Task to carry out - Rewrite the material below with each occurrence of "x-tick-label" swapped for "x-axis-tick", leaving every other character as it stands.

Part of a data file

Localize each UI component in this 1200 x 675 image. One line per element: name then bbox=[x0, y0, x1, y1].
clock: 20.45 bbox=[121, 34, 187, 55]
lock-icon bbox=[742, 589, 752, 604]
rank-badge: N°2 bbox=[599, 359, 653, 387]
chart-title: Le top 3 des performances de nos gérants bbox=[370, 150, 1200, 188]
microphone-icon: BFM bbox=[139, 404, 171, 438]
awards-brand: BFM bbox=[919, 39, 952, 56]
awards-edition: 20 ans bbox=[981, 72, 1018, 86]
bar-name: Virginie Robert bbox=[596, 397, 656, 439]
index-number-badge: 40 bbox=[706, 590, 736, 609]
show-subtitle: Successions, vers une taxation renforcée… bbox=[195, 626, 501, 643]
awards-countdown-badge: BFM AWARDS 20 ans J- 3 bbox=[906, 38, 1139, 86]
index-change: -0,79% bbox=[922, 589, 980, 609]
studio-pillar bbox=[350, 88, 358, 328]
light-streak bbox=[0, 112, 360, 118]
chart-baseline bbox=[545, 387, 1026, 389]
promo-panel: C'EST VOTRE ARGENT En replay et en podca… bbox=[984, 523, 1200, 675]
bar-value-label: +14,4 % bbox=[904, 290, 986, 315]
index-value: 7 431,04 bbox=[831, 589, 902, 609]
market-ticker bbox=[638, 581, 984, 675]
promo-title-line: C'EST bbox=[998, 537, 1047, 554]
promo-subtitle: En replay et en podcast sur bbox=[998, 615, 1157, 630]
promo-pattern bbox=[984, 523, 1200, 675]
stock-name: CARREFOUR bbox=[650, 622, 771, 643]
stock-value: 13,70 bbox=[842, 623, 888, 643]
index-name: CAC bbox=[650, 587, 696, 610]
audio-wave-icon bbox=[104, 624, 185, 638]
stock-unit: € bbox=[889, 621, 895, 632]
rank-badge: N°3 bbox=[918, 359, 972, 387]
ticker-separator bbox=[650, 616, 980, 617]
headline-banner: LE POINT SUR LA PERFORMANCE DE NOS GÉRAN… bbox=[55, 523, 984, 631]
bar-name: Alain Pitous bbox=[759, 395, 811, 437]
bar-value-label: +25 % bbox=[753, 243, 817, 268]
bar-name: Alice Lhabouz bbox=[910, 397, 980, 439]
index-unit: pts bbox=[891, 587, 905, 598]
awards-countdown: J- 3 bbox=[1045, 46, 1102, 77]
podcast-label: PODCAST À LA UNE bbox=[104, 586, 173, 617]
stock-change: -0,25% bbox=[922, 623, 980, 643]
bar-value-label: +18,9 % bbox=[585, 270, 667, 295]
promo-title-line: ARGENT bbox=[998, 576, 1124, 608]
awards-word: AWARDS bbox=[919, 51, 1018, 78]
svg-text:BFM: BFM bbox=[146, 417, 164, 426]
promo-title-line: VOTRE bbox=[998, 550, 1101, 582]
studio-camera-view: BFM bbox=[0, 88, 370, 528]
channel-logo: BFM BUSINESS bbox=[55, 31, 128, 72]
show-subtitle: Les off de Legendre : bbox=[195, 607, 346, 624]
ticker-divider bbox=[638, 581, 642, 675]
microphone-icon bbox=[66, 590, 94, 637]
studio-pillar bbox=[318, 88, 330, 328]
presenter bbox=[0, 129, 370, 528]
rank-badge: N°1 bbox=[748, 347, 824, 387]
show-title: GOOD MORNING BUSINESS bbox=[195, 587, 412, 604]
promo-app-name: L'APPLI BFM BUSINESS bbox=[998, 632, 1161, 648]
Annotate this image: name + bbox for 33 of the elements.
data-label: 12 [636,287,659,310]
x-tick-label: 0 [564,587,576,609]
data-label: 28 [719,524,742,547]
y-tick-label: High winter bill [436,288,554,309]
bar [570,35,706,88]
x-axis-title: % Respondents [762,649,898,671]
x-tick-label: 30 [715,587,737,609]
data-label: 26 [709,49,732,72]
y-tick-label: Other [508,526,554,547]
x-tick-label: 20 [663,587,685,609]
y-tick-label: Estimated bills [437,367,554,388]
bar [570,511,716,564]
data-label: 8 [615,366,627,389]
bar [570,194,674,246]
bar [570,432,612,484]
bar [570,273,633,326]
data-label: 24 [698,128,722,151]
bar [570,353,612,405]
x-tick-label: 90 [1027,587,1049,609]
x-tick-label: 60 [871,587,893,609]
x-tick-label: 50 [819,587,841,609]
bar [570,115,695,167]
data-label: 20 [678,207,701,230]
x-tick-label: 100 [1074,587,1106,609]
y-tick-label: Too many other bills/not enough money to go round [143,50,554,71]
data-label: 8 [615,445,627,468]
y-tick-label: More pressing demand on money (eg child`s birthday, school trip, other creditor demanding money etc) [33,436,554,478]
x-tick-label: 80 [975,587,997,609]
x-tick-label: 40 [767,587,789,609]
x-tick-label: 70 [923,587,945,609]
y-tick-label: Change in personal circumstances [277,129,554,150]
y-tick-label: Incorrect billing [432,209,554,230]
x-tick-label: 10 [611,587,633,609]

Expected answer -
Localize each UI component in this 1200 x 675 image. One line per element: name then bbox=[x0, y0, x1, y1].
clock: 20.45 bbox=[121, 34, 187, 55]
lock-icon bbox=[742, 589, 752, 604]
rank-badge: N°2 bbox=[599, 359, 653, 387]
chart-title: Le top 3 des performances de nos gérants bbox=[370, 150, 1200, 188]
microphone-icon: BFM bbox=[139, 404, 171, 438]
awards-brand: BFM bbox=[919, 39, 952, 56]
awards-edition: 20 ans bbox=[981, 72, 1018, 86]
bar-name: Virginie Robert bbox=[596, 397, 656, 439]
index-number-badge: 40 bbox=[706, 590, 736, 609]
show-subtitle: Successions, vers une taxation renforcée… bbox=[195, 626, 501, 643]
awards-countdown-badge: BFM AWARDS 20 ans J- 3 bbox=[906, 38, 1139, 86]
index-change: -0,79% bbox=[922, 589, 980, 609]
studio-pillar bbox=[350, 88, 358, 328]
light-streak bbox=[0, 112, 360, 118]
chart-baseline bbox=[545, 387, 1026, 389]
promo-panel: C'EST VOTRE ARGENT En replay et en podca… bbox=[984, 523, 1200, 675]
bar-value-label: +14,4 % bbox=[904, 290, 986, 315]
index-value: 7 431,04 bbox=[831, 589, 902, 609]
market-ticker bbox=[638, 581, 984, 675]
promo-title-line: C'EST bbox=[998, 537, 1047, 554]
promo-subtitle: En replay et en podcast sur bbox=[998, 615, 1157, 630]
promo-pattern bbox=[984, 523, 1200, 675]
stock-name: CARREFOUR bbox=[650, 622, 771, 643]
stock-value: 13,70 bbox=[842, 623, 888, 643]
index-name: CAC bbox=[650, 587, 696, 610]
audio-wave-icon bbox=[104, 624, 185, 638]
stock-unit: € bbox=[889, 621, 895, 632]
rank-badge: N°3 bbox=[918, 359, 972, 387]
ticker-separator bbox=[650, 616, 980, 617]
headline-banner: LE POINT SUR LA PERFORMANCE DE NOS GÉRAN… bbox=[55, 523, 984, 631]
bar-name: Alain Pitous bbox=[759, 395, 811, 437]
bar-value-label: +25 % bbox=[753, 243, 817, 268]
bar-name: Alice Lhabouz bbox=[910, 397, 980, 439]
index-unit: pts bbox=[891, 587, 905, 598]
awards-countdown: J- 3 bbox=[1045, 46, 1102, 77]
podcast-label: PODCAST À LA UNE bbox=[104, 586, 173, 617]
stock-change: -0,25% bbox=[922, 623, 980, 643]
bar-value-label: +18,9 % bbox=[585, 270, 667, 295]
promo-title-line: ARGENT bbox=[998, 576, 1124, 608]
awards-word: AWARDS bbox=[919, 51, 1018, 78]
svg-text:BFM: BFM bbox=[146, 417, 164, 426]
promo-title-line: VOTRE bbox=[998, 550, 1101, 582]
studio-camera-view: BFM bbox=[0, 88, 370, 528]
channel-logo: BFM BUSINESS bbox=[55, 31, 128, 72]
show-subtitle: Les off de Legendre : bbox=[195, 607, 346, 624]
ticker-divider bbox=[638, 581, 642, 675]
microphone-icon bbox=[66, 590, 94, 637]
studio-pillar bbox=[318, 88, 330, 328]
presenter bbox=[0, 129, 370, 528]
rank-badge: N°1 bbox=[748, 347, 824, 387]
show-title: GOOD MORNING BUSINESS bbox=[195, 587, 412, 604]
promo-app-name: L'APPLI BFM BUSINESS bbox=[998, 632, 1161, 648]
Annotate this image: name + bbox for 33 of the elements.
data-label: 12 [636,287,659,310]
x-axis-tick: 0 [564,587,576,609]
data-label: 28 [719,524,742,547]
y-tick-label: High winter bill [436,288,554,309]
bar [570,35,706,88]
x-axis-title: % Respondents [762,649,898,671]
x-axis-tick: 30 [715,587,737,609]
data-label: 26 [709,49,732,72]
y-tick-label: Other [508,526,554,547]
x-axis-tick: 20 [663,587,685,609]
y-tick-label: Estimated bills [437,367,554,388]
bar [570,511,716,564]
data-label: 8 [615,366,627,389]
bar [570,194,674,246]
bar [570,432,612,484]
bar [570,273,633,326]
data-label: 24 [698,128,722,151]
bar [570,353,612,405]
x-axis-tick: 90 [1027,587,1049,609]
x-axis-tick: 60 [871,587,893,609]
x-axis-tick: 50 [819,587,841,609]
bar [570,115,695,167]
data-label: 20 [678,207,701,230]
x-axis-tick: 100 [1074,587,1106,609]
y-tick-label: Too many other bills/not enough money to go round [143,50,554,71]
data-label: 8 [615,445,627,468]
y-tick-label: More pressing demand on money (eg child`s birthday, school trip, other creditor demanding money etc) [33,436,554,478]
x-axis-tick: 80 [975,587,997,609]
x-axis-tick: 40 [767,587,789,609]
x-axis-tick: 70 [923,587,945,609]
y-tick-label: Change in personal circumstances [277,129,554,150]
y-tick-label: Incorrect billing [432,209,554,230]
x-axis-tick: 10 [611,587,633,609]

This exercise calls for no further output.